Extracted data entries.
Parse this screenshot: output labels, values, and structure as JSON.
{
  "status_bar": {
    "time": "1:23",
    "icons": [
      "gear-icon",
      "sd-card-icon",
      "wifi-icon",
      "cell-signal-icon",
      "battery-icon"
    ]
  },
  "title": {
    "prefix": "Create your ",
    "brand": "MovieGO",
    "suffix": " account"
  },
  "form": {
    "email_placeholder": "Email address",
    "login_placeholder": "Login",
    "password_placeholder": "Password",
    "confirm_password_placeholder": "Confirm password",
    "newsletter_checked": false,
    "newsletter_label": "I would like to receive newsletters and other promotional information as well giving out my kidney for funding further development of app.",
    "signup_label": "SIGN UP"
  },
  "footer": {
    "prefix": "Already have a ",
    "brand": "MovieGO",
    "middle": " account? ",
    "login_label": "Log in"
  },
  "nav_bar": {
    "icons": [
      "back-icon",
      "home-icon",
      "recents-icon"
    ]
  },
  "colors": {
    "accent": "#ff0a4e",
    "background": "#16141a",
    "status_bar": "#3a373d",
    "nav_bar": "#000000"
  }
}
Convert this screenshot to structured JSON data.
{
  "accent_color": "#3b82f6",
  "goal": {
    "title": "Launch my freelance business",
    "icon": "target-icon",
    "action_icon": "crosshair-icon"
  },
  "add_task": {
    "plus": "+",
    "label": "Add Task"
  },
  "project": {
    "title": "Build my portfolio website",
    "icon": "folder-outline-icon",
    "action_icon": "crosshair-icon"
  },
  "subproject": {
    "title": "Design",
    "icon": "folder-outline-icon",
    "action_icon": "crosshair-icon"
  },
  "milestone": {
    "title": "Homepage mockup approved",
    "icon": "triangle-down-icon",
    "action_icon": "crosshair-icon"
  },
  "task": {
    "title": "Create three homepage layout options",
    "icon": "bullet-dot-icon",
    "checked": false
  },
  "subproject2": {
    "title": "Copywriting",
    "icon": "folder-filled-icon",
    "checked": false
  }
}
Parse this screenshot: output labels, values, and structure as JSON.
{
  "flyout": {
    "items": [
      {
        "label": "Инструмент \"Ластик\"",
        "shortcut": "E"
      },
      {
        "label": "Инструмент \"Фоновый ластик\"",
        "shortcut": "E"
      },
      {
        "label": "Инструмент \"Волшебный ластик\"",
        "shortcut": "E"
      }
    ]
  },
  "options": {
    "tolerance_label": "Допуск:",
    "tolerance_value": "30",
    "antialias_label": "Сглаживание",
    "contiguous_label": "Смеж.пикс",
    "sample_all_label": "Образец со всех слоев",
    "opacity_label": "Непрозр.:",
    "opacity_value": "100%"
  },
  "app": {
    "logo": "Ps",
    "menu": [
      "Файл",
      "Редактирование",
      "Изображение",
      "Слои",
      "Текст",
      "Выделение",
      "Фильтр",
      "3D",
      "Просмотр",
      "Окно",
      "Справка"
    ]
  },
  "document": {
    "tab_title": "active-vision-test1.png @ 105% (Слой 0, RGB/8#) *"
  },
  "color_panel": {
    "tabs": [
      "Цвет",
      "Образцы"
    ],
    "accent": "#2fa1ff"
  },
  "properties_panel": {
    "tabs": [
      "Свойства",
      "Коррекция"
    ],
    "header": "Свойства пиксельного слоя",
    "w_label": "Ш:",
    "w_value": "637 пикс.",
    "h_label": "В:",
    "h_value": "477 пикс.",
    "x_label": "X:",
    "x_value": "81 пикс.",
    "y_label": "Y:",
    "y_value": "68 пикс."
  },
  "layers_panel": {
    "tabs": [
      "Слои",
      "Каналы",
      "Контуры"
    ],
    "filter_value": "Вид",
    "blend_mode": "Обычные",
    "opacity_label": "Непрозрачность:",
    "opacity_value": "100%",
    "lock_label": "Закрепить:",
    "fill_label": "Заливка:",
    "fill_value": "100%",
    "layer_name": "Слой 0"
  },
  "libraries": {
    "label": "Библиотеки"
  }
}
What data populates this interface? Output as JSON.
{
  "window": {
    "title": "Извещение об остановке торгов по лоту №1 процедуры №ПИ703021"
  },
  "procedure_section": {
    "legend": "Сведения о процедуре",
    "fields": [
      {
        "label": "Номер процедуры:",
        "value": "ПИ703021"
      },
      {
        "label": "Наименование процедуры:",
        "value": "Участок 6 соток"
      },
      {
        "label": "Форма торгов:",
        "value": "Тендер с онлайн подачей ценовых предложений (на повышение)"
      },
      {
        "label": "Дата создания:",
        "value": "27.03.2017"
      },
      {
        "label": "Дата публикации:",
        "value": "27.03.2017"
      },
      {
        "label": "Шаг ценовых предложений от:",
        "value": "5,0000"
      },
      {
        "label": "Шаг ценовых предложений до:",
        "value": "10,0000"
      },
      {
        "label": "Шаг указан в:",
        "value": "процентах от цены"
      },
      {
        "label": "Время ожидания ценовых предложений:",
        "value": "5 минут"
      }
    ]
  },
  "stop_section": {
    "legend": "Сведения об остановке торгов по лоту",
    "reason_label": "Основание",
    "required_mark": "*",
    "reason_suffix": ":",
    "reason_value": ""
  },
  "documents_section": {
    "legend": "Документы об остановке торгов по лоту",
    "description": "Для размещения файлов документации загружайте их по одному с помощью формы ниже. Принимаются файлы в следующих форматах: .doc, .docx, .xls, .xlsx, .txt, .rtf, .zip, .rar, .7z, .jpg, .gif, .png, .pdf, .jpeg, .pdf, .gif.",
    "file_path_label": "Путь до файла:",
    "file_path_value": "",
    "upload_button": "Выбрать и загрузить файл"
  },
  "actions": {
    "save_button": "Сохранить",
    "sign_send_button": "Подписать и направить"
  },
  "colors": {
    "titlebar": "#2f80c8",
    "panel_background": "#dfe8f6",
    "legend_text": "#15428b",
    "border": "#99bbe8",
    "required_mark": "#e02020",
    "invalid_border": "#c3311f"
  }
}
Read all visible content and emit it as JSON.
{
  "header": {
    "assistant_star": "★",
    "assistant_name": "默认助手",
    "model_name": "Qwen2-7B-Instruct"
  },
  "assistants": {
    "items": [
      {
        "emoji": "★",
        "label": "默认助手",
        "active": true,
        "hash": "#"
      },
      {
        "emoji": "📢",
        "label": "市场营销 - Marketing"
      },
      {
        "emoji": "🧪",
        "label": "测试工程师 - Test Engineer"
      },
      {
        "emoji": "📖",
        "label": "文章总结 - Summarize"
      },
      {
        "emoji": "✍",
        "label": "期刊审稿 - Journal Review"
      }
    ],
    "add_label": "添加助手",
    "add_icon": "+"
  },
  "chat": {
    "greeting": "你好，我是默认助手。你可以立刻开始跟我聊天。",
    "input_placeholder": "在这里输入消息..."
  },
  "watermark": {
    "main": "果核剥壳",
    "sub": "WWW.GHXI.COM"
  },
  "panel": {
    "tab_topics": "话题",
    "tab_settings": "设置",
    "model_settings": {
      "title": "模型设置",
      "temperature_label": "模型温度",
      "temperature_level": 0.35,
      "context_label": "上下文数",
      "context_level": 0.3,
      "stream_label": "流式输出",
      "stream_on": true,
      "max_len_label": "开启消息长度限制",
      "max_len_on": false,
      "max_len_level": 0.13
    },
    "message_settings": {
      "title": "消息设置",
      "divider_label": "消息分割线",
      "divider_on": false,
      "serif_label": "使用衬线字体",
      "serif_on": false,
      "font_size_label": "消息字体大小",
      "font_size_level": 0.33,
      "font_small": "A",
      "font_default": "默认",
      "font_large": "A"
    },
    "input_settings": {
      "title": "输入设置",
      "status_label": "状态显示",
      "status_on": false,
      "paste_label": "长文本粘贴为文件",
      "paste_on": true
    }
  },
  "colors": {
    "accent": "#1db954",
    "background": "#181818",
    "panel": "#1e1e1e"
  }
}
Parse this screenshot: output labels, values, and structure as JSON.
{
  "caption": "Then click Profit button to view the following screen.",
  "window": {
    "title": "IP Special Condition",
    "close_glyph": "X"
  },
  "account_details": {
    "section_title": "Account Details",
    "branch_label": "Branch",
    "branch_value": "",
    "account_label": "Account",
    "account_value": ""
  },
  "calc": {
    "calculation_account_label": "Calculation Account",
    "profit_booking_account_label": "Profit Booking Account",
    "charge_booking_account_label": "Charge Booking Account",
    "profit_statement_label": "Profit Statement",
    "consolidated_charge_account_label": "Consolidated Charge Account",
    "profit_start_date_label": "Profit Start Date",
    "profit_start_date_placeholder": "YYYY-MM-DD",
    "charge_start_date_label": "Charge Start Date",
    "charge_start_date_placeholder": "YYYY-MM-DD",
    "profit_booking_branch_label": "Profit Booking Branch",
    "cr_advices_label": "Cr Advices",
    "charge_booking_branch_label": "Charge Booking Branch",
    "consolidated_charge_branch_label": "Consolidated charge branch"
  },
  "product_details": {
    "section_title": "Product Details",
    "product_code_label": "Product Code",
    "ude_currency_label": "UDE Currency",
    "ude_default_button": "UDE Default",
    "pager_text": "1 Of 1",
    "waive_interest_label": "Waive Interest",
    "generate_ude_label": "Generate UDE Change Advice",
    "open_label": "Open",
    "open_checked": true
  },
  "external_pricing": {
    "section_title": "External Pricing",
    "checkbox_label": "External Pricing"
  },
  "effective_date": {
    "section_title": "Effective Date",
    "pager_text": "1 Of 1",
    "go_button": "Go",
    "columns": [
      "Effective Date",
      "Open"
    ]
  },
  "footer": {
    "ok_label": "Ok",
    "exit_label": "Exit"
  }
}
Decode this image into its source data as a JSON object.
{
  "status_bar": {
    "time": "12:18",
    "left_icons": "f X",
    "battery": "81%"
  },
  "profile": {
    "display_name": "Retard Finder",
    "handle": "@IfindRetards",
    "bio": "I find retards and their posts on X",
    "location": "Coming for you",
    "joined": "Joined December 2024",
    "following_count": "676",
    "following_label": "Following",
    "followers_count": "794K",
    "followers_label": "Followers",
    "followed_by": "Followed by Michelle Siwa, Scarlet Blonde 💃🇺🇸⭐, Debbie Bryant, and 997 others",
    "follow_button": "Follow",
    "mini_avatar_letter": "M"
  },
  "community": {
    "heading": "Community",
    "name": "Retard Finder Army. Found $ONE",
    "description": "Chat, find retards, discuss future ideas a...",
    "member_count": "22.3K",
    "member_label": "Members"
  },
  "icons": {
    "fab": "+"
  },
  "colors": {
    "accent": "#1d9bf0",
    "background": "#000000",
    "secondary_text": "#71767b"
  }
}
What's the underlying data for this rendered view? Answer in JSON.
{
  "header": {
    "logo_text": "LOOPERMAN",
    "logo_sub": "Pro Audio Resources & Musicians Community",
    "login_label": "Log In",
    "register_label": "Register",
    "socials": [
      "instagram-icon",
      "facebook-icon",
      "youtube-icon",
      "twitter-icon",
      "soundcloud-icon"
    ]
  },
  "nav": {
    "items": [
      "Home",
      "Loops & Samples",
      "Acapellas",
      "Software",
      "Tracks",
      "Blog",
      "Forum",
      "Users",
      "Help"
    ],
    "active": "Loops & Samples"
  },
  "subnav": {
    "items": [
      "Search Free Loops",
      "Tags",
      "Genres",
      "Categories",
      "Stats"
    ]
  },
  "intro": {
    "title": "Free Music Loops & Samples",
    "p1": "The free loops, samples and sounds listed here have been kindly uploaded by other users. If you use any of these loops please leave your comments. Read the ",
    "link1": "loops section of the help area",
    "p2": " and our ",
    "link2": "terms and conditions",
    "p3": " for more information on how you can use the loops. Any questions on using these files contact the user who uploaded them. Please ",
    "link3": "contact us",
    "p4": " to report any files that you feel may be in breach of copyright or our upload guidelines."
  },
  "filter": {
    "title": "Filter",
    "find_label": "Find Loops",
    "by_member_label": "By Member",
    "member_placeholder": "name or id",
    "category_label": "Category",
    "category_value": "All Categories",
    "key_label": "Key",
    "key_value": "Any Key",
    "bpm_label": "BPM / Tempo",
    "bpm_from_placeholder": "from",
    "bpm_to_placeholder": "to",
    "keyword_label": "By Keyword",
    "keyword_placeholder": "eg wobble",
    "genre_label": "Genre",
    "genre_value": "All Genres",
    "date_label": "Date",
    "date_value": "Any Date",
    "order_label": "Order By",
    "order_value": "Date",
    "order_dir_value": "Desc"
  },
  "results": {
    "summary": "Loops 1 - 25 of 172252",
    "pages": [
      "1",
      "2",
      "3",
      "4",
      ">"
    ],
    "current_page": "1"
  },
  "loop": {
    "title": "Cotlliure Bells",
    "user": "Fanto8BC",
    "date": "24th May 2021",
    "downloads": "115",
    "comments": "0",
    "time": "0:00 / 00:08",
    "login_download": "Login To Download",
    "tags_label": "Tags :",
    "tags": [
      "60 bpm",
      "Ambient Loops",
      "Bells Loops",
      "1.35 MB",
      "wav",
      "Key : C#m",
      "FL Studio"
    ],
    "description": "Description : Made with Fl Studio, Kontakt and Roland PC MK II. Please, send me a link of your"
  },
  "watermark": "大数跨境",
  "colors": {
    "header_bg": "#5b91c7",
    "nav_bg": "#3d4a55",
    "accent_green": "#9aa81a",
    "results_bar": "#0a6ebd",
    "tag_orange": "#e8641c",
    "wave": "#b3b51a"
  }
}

OBJECTIVE. Your task is to pick out every line with the string "description" and copy it.

RESULT FOR THIS EXERCISE.
    "description": "Для размещения файлов документации загружайте их по одному с помощью формы ниже. Принимаются файлы в следующих форматах: .doc, .docx, .xls, .xlsx, .txt, .rtf, .zip, .rar, .7z, .jpg, .gif, .png, .pdf, .jpeg, .pdf, .gif.",
    "description": "Chat, find retards, discuss future ideas a...",
    "description": "Description : Made with Fl Studio, Kontakt and Roland PC MK II. Please, send me a link of your"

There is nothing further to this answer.